_Set exercise_
Render every line of the records below as a Markdown table with two columns, Row (a sequential number) and Text (the line), and leave out blank lines.
##############################
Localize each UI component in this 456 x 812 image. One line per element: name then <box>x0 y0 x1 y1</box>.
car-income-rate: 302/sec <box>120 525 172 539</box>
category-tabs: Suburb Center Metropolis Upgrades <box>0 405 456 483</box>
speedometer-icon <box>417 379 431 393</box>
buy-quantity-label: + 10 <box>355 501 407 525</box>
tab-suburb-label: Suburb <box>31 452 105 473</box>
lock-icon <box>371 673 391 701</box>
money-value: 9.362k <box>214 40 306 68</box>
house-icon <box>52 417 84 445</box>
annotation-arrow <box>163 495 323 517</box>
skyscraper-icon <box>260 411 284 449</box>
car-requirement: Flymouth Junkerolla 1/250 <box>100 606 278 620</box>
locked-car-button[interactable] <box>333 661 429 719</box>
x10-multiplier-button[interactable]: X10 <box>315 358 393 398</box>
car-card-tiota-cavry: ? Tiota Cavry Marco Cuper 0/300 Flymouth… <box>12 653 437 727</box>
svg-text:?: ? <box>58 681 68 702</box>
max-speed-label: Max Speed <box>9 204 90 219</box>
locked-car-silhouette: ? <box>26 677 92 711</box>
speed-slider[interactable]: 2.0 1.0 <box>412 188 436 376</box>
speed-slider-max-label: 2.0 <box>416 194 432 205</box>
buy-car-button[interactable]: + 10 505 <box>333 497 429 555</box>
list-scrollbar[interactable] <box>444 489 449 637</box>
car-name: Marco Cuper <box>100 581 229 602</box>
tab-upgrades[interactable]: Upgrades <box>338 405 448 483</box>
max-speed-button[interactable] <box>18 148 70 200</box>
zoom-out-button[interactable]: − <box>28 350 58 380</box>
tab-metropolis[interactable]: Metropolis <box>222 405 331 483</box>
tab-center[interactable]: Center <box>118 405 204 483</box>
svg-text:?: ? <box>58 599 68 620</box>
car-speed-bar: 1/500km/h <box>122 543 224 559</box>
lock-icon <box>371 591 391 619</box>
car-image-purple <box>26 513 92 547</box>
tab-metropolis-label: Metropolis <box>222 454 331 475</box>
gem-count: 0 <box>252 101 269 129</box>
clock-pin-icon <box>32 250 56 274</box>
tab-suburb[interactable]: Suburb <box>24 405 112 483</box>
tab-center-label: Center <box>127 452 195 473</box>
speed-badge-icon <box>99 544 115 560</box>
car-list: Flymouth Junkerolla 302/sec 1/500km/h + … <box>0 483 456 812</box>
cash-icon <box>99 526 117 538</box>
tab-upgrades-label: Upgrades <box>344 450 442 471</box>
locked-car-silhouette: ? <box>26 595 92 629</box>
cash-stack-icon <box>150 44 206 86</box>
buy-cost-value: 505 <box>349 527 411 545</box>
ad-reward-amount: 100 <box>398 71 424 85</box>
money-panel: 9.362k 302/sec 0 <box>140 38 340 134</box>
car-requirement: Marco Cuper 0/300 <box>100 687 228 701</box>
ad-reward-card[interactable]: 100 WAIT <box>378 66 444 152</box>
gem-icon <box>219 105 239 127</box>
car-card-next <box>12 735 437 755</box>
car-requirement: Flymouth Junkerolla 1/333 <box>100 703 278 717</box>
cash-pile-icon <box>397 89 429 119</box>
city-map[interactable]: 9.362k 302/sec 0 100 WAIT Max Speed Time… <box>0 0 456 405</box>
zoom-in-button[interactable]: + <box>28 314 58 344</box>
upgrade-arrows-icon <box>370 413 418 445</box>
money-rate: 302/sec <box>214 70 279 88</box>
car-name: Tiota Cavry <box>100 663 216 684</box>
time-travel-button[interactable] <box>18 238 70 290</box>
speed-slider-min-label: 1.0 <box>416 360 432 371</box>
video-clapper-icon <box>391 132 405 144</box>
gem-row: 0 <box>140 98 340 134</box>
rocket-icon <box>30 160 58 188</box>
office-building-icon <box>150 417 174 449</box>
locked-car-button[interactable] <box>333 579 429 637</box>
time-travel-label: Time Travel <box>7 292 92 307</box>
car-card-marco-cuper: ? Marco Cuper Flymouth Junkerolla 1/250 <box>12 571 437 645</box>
##############################
_The response_
| Row | Text |
|---|---|
| 1 | Localize each UI component in this 456 x 812 image. One line per element: name then <box>x0 y0 x1 y1</box>. |
| 2 | car-income-rate: 302/sec <box>120 525 172 539</box> |
| 3 | category-tabs: Suburb Center Metropolis Upgrades <box>0 405 456 483</box> |
| 4 | speedometer-icon <box>417 379 431 393</box> |
| 5 | buy-quantity-label: + 10 <box>355 501 407 525</box> |
| 6 | tab-suburb-label: Suburb <box>31 452 105 473</box> |
| 7 | lock-icon <box>371 673 391 701</box> |
| 8 | money-value: 9.362k <box>214 40 306 68</box> |
| 9 | house-icon <box>52 417 84 445</box> |
| 10 | annotation-arrow <box>163 495 323 517</box> |
| 11 | skyscraper-icon <box>260 411 284 449</box> |
| 12 | car-requirement: Flymouth Junkerolla 1/250 <box>100 606 278 620</box> |
| 13 | locked-car-button[interactable] <box>333 661 429 719</box> |
| 14 | x10-multiplier-button[interactable]: X10 <box>315 358 393 398</box> |
| 15 | car-card-tiota-cavry: ? Tiota Cavry Marco Cuper 0/300 Flymouth… <box>12 653 437 727</box> |
| 16 | svg-text:?: ? <box>58 681 68 702</box> |
| 17 | max-speed-label: Max Speed <box>9 204 90 219</box> |
| 18 | locked-car-silhouette: ? <box>26 677 92 711</box> |
| 19 | speed-slider[interactable]: 2.0 1.0 <box>412 188 436 376</box> |
| 20 | speed-slider-max-label: 2.0 <box>416 194 432 205</box> |
| 21 | buy-car-button[interactable]: + 10 505 <box>333 497 429 555</box> |
| 22 | list-scrollbar[interactable] <box>444 489 449 637</box> |
| 23 | car-name: Marco Cuper <box>100 581 229 602</box> |
| 24 | tab-upgrades[interactable]: Upgrades <box>338 405 448 483</box> |
| 25 | max-speed-button[interactable] <box>18 148 70 200</box> |
| 26 | zoom-out-button[interactable]: − <box>28 350 58 380</box> |
| 27 | tab-metropolis[interactable]: Metropolis <box>222 405 331 483</box> |
| 28 | tab-center[interactable]: Center <box>118 405 204 483</box> |
| 29 | svg-text:?: ? <box>58 599 68 620</box> |
| 30 | car-speed-bar: 1/500km/h <box>122 543 224 559</box> |
| 31 | lock-icon <box>371 591 391 619</box> |
| 32 | car-image-purple <box>26 513 92 547</box> |
| 33 | tab-metropolis-label: Metropolis <box>222 454 331 475</box> |
| 34 | gem-count: 0 <box>252 101 269 129</box> |
| 35 | clock-pin-icon <box>32 250 56 274</box> |
| 36 | tab-suburb[interactable]: Suburb <box>24 405 112 483</box> |
| 37 | tab-center-label: Center <box>127 452 195 473</box> |
| 38 | speed-badge-icon <box>99 544 115 560</box> |
| 39 | car-list: Flymouth Junkerolla 302/sec 1/500km/h + … <box>0 483 456 812</box> |
| 40 | cash-icon <box>99 526 117 538</box> |
| 41 | tab-upgrades-label: Upgrades <box>344 450 442 471</box> |
| 42 | locked-car-silhouette: ? <box>26 595 92 629</box> |
| 43 | cash-stack-icon <box>150 44 206 86</box> |
| 44 | buy-cost-value: 505 <box>349 527 411 545</box> |
| 45 | ad-reward-amount: 100 <box>398 71 424 85</box> |
| 46 | money-panel: 9.362k 302/sec 0 <box>140 38 340 134</box> |
| 47 | car-requirement: Marco Cuper 0/300 <box>100 687 228 701</box> |
| 48 | ad-reward-card[interactable]: 100 WAIT <box>378 66 444 152</box> |
| 49 | gem-icon <box>219 105 239 127</box> |
| 50 | car-card-next <box>12 735 437 755</box> |
| 51 | car-requirement: Flymouth Junkerolla 1/333 <box>100 703 278 717</box> |
| 52 | cash-pile-icon <box>397 89 429 119</box> |
| 53 | city-map[interactable]: 9.362k 302/sec 0 100 WAIT Max Speed Time… <box>0 0 456 405</box> |
| 54 | zoom-in-button[interactable]: + <box>28 314 58 344</box> |
| 55 | upgrade-arrows-icon <box>370 413 418 445</box> |
| 56 | money-rate: 302/sec <box>214 70 279 88</box> |
| 57 | car-name: Tiota Cavry <box>100 663 216 684</box> |
| 58 | time-travel-button[interactable] <box>18 238 70 290</box> |
| 59 | speed-slider-min-label: 1.0 <box>416 360 432 371</box> |
| 60 | video-clapper-icon <box>391 132 405 144</box> |
| 61 | gem-row: 0 <box>140 98 340 134</box> |
| 62 | rocket-icon <box>30 160 58 188</box> |
| 63 | office-building-icon <box>150 417 174 449</box> |
| 64 | locked-car-button[interactable] <box>333 579 429 637</box> |
| 65 | time-travel-label: Time Travel <box>7 292 92 307</box> |
| 66 | car-card-marco-cuper: ? Marco Cuper Flymouth Junkerolla 1/250 <box>12 571 437 645</box> |